** Stored rows **
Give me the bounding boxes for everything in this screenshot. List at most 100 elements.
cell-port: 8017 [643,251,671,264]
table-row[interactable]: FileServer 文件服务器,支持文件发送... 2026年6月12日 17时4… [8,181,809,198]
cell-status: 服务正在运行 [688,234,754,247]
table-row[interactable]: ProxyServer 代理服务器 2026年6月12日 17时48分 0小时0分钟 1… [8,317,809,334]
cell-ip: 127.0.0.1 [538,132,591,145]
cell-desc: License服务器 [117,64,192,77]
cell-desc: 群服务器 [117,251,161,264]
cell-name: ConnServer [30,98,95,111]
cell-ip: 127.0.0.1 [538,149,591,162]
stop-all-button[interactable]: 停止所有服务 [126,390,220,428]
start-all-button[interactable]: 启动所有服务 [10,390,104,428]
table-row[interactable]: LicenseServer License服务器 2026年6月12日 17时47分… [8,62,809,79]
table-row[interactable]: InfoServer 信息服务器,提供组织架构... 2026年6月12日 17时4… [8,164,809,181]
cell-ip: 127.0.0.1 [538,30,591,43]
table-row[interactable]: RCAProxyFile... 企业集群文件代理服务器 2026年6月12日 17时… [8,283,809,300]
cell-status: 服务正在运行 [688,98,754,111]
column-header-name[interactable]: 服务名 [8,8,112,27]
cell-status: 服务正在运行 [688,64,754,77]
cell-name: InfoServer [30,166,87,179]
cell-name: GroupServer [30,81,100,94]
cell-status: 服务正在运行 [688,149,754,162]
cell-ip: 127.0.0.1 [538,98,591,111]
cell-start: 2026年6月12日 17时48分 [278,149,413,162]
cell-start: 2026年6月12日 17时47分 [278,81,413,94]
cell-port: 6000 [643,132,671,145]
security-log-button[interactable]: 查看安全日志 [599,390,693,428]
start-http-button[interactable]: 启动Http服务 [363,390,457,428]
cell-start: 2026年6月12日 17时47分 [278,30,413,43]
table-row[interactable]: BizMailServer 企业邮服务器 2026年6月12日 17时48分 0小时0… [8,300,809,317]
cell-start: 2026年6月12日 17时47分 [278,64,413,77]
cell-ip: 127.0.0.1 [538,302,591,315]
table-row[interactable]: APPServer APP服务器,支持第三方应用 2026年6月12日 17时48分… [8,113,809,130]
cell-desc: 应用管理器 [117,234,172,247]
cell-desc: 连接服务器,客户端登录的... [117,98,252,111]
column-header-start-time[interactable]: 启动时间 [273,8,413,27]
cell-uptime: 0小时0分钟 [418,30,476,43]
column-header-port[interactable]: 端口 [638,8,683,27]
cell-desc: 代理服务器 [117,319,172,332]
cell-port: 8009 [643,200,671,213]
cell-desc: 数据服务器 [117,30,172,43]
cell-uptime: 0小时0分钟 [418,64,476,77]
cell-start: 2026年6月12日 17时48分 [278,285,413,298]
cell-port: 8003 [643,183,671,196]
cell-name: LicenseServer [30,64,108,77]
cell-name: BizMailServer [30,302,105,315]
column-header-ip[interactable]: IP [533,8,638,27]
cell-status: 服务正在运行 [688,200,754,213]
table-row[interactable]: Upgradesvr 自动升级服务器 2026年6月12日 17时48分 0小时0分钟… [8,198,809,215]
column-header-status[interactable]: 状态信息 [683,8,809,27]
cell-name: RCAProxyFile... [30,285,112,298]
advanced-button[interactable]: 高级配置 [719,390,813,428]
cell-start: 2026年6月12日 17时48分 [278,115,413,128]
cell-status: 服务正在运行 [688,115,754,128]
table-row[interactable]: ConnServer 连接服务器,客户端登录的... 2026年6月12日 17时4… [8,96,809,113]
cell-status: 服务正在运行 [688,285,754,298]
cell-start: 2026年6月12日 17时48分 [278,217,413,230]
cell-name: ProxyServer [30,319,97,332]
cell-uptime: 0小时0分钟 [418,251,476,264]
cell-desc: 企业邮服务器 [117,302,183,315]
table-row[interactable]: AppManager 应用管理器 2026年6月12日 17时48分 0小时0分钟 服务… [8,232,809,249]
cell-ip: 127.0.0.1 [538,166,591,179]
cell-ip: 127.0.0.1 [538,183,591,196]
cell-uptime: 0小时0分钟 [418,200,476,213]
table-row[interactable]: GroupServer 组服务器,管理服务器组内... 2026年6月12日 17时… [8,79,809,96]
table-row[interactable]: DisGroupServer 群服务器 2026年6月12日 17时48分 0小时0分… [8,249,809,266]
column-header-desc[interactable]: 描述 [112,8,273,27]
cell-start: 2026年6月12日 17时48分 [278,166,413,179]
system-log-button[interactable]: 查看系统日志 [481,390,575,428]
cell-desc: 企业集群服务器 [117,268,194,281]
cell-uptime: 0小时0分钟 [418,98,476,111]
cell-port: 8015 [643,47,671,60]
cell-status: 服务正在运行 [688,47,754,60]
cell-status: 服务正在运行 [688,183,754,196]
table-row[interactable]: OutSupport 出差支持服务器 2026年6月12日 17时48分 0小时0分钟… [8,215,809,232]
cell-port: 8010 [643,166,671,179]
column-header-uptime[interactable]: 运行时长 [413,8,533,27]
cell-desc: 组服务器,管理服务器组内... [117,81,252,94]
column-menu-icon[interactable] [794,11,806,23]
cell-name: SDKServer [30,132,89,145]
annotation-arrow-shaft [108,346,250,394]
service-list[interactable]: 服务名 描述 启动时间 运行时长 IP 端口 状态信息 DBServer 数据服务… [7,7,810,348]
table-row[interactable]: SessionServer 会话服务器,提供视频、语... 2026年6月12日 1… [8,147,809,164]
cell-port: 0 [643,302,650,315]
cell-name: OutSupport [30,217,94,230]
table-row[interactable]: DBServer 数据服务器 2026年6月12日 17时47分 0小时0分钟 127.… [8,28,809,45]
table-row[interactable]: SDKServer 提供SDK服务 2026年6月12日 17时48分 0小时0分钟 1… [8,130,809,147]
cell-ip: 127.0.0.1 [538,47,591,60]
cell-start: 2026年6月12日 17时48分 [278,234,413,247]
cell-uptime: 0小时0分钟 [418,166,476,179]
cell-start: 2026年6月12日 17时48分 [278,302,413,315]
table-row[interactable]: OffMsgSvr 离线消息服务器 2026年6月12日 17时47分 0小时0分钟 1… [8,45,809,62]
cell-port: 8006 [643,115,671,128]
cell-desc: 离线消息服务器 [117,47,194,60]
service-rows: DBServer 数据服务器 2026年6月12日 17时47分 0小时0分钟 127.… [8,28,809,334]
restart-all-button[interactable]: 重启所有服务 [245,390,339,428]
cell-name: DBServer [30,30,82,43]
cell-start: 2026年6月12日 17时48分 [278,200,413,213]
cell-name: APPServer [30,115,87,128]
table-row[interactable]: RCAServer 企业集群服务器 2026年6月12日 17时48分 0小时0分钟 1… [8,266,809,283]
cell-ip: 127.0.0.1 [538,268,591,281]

** Exercise aim **
Rewrite the lines above as a JSON list of strings, one string per line, leaving out any blank lines.

** Solution below **
[
  "Give me the bounding boxes for everything in this screenshot. List at most 100 elements.",
  "cell-port: 8017 [643,251,671,264]",
  "table-row[interactable]: FileServer 文件服务器,支持文件发送... 2026年6月12日 17时4… [8,181,809,198]",
  "cell-status: 服务正在运行 [688,234,754,247]",
  "table-row[interactable]: ProxyServer 代理服务器 2026年6月12日 17时48分 0小时0分钟 1… [8,317,809,334]",
  "cell-ip: 127.0.0.1 [538,132,591,145]",
  "cell-desc: License服务器 [117,64,192,77]",
  "cell-desc: 群服务器 [117,251,161,264]",
  "cell-name: ConnServer [30,98,95,111]",
  "cell-ip: 127.0.0.1 [538,149,591,162]",
  "stop-all-button[interactable]: 停止所有服务 [126,390,220,428]",
  "start-all-button[interactable]: 启动所有服务 [10,390,104,428]",
  "table-row[interactable]: LicenseServer License服务器 2026年6月12日 17时47分… [8,62,809,79]",
  "table-row[interactable]: InfoServer 信息服务器,提供组织架构... 2026年6月12日 17时4… [8,164,809,181]",
  "cell-ip: 127.0.0.1 [538,30,591,43]",
  "table-row[interactable]: RCAProxyFile... 企业集群文件代理服务器 2026年6月12日 17时… [8,283,809,300]",
  "cell-status: 服务正在运行 [688,98,754,111]",
  "column-header-name[interactable]: 服务名 [8,8,112,27]",
  "cell-status: 服务正在运行 [688,64,754,77]",
  "cell-name: InfoServer [30,166,87,179]",
  "cell-name: GroupServer [30,81,100,94]",
  "cell-status: 服务正在运行 [688,149,754,162]",
  "cell-ip: 127.0.0.1 [538,98,591,111]",
  "cell-start: 2026年6月12日 17时48分 [278,149,413,162]",
  "cell-start: 2026年6月12日 17时47分 [278,81,413,94]",
  "cell-port: 6000 [643,132,671,145]",
  "security-log-button[interactable]: 查看安全日志 [599,390,693,428]",
  "start-http-button[interactable]: 启动Http服务 [363,390,457,428]",
  "cell-start: 2026年6月12日 17时47分 [278,30,413,43]",
  "table-row[interactable]: BizMailServer 企业邮服务器 2026年6月12日 17时48分 0小时0… [8,300,809,317]",
  "cell-start: 2026年6月12日 17时47分 [278,64,413,77]",
  "cell-ip: 127.0.0.1 [538,302,591,315]",
  "table-row[interactable]: APPServer APP服务器,支持第三方应用 2026年6月12日 17时48分… [8,113,809,130]",
  "cell-desc: 应用管理器 [117,234,172,247]",
  "cell-desc: 连接服务器,客户端登录的... [117,98,252,111]",
  "column-header-start-time[interactable]: 启动时间 [273,8,413,27]",
  "cell-uptime: 0小时0分钟 [418,30,476,43]",
  "column-header-port[interactable]: 端口 [638,8,683,27]",
  "cell-desc: 代理服务器 [117,319,172,332]",
  "cell-port: 8009 [643,200,671,213]",
  "cell-desc: 数据服务器 [117,30,172,43]",
  "cell-uptime: 0小时0分钟 [418,64,476,77]",
  "cell-start: 2026年6月12日 17时48分 [278,285,413,298]",
  "cell-port: 8003 [643,183,671,196]",
  "cell-name: LicenseServer [30,64,108,77]",
  "cell-name: BizMailServer [30,302,105,315]",
  "column-header-ip[interactable]: IP [533,8,638,27]",
  "cell-status: 服务正在运行 [688,200,754,213]",
  "table-row[interactable]: Upgradesvr 自动升级服务器 2026年6月12日 17时48分 0小时0分钟… [8,198,809,215]",
  "column-header-status[interactable]: 状态信息 [683,8,809,27]",
  "cell-name: RCAProxyFile... [30,285,112,298]",
  "advanced-button[interactable]: 高级配置 [719,390,813,428]",
  "cell-start: 2026年6月12日 17时48分 [278,115,413,128]",
  "cell-status: 服务正在运行 [688,115,754,128]",
  "table-row[interactable]: ConnServer 连接服务器,客户端登录的... 2026年6月12日 17时4… [8,96,809,113]",
  "cell-status: 服务正在运行 [688,285,754,298]",
  "cell-start: 2026年6月12日 17时48分 [278,217,413,230]",
  "cell-name: ProxyServer [30,319,97,332]",
  "cell-uptime: 0小时0分钟 [418,251,476,264]",
  "cell-desc: 企业邮服务器 [117,302,183,315]",
  "table-row[interactable]: AppManager 应用管理器 2026年6月12日 17时48分 0小时0分钟 服务… [8,232,809,249]",
  "cell-ip: 127.0.0.1 [538,166,591,179]",
  "cell-ip: 127.0.0.1 [538,183,591,196]",
  "cell-uptime: 0小时0分钟 [418,200,476,213]",
  "table-row[interactable]: GroupServer 组服务器,管理服务器组内... 2026年6月12日 17时… [8,79,809,96]",
  "table-row[interactable]: DisGroupServer 群服务器 2026年6月12日 17时48分 0小时0分… [8,249,809,266]",
  "column-header-desc[interactable]: 描述 [112,8,273,27]",
  "cell-start: 2026年6月12日 17时48分 [278,166,413,179]",
  "system-log-button[interactable]: 查看系统日志 [481,390,575,428]",
  "cell-desc: 企业集群服务器 [117,268,194,281]",
  "cell-uptime: 0小时0分钟 [418,98,476,111]",
  "cell-port: 8015 [643,47,671,60]",
  "cell-status: 服务正在运行 [688,47,754,60]",
  "cell-status: 服务正在运行 [688,183,754,196]",
  "table-row[interactable]: OutSupport 出差支持服务器 2026年6月12日 17时48分 0小时0分钟… [8,215,809,232]",
  "cell-port: 8010 [643,166,671,179]",
  "column-header-uptime[interactable]: 运行时长 [413,8,533,27]",
  "cell-desc: 组服务器,管理服务器组内... [117,81,252,94]",
  "column-menu-icon[interactable] [794,11,806,23]",
  "cell-name: SDKServer [30,132,89,145]",
  "annotation-arrow-shaft [108,346,250,394]",
  "service-list[interactable]: 服务名 描述 启动时间 运行时长 IP 端口 状态信息 DBServer 数据服务… [7,7,810,348]",
  "table-row[interactable]: SessionServer 会话服务器,提供视频、语... 2026年6月12日 1… [8,147,809,164]",
  "cell-port: 0 [643,302,650,315]",
  "cell-name: OutSupport [30,217,94,230]",
  "table-row[interactable]: DBServer 数据服务器 2026年6月12日 17时47分 0小时0分钟 127.… [8,28,809,45]",
  "table-row[interactable]: SDKServer 提供SDK服务 2026年6月12日 17时48分 0小时0分钟 1… [8,130,809,147]",
  "cell-ip: 127.0.0.1 [538,47,591,60]",
  "cell-start: 2026年6月12日 17时48分 [278,234,413,247]",
  "cell-uptime: 0小时0分钟 [418,166,476,179]",
  "cell-start: 2026年6月12日 17时48分 [278,302,413,315]",
  "table-row[interactable]: OffMsgSvr 离线消息服务器 2026年6月12日 17时47分 0小时0分钟 1… [8,45,809,62]",
  "cell-port: 8006 [643,115,671,128]",
  "cell-desc: 离线消息服务器 [117,47,194,60]",
  "service-rows: DBServer 数据服务器 2026年6月12日 17时47分 0小时0分钟 127.… [8,28,809,334]",
  "restart-all-button[interactable]: 重启所有服务 [245,390,339,428]",
  "cell-name: DBServer [30,30,82,43]",
  "cell-start: 2026年6月12日 17时48分 [278,200,413,213]",
  "cell-name: APPServer [30,115,87,128]",
  "table-row[interactable]: RCAServer 企业集群服务器 2026年6月12日 17时48分 0小时0分钟 1… [8,266,809,283]",
  "cell-ip: 127.0.0.1 [538,268,591,281]"
]